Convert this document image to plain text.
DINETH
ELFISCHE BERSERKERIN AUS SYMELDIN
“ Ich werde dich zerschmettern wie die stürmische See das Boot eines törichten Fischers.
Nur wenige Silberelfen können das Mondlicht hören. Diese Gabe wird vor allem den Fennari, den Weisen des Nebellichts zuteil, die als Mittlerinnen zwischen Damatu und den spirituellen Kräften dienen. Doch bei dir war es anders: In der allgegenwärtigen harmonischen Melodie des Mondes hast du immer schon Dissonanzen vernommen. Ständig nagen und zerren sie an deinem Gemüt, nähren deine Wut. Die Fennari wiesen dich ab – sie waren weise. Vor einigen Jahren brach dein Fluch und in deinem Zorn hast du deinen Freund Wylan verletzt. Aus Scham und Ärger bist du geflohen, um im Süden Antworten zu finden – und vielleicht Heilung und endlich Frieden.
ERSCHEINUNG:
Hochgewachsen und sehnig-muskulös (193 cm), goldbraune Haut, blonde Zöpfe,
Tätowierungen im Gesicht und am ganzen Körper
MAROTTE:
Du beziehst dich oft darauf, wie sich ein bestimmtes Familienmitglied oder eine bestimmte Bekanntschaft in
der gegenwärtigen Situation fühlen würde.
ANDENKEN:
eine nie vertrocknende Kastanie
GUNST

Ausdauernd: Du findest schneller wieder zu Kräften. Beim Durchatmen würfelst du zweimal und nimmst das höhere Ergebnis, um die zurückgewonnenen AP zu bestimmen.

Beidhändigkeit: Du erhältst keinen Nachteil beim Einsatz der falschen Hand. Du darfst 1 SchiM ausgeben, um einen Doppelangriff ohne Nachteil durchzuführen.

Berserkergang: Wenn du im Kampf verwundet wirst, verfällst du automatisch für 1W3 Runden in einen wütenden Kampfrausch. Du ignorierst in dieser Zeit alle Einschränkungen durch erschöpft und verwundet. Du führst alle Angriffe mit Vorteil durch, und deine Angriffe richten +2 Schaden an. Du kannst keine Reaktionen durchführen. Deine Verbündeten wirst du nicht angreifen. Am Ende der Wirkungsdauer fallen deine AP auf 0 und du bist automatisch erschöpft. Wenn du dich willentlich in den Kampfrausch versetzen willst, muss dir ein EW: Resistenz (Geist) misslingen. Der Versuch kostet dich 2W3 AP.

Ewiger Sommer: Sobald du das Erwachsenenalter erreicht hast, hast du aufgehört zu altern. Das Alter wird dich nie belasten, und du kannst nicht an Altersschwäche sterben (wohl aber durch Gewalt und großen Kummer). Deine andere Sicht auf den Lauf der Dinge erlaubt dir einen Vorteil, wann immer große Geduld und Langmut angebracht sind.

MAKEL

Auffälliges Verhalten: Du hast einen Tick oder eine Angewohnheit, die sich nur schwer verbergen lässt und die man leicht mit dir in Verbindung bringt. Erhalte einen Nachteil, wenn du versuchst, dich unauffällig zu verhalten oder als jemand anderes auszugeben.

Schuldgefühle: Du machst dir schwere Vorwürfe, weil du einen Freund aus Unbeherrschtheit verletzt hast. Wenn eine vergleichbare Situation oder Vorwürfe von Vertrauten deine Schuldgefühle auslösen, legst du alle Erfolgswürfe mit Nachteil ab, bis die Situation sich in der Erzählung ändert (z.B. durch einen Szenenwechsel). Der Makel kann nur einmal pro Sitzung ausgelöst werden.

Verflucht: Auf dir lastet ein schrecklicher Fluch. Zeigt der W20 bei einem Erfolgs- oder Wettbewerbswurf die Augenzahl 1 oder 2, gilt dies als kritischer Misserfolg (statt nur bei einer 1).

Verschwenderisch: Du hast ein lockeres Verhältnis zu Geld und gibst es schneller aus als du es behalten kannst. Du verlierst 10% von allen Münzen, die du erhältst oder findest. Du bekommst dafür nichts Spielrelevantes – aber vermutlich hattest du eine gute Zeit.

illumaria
◇ ◇ ◇ ◇ ◇ ◇ ◇
• _Task prompt_
Look through the entries and return every line where "schneller" appears.

• _Solution to this task_
Ausdauernd: Du findest schneller wieder zu Kräften. Beim Durchatmen würfelst du zweimal und nimmst das höhere Ergebnis, um die zurückgewonnenen AP zu bestimmen.
Verschwenderisch: Du hast ein lockeres Verhältnis zu Geld und gibst es schneller aus als du es behalten kannst. Du verlierst 10% von allen Münzen, die du erhältst oder findest. Du bekommst dafür nichts Spielrelevantes – aber vermutlich hattest du eine gute Zeit.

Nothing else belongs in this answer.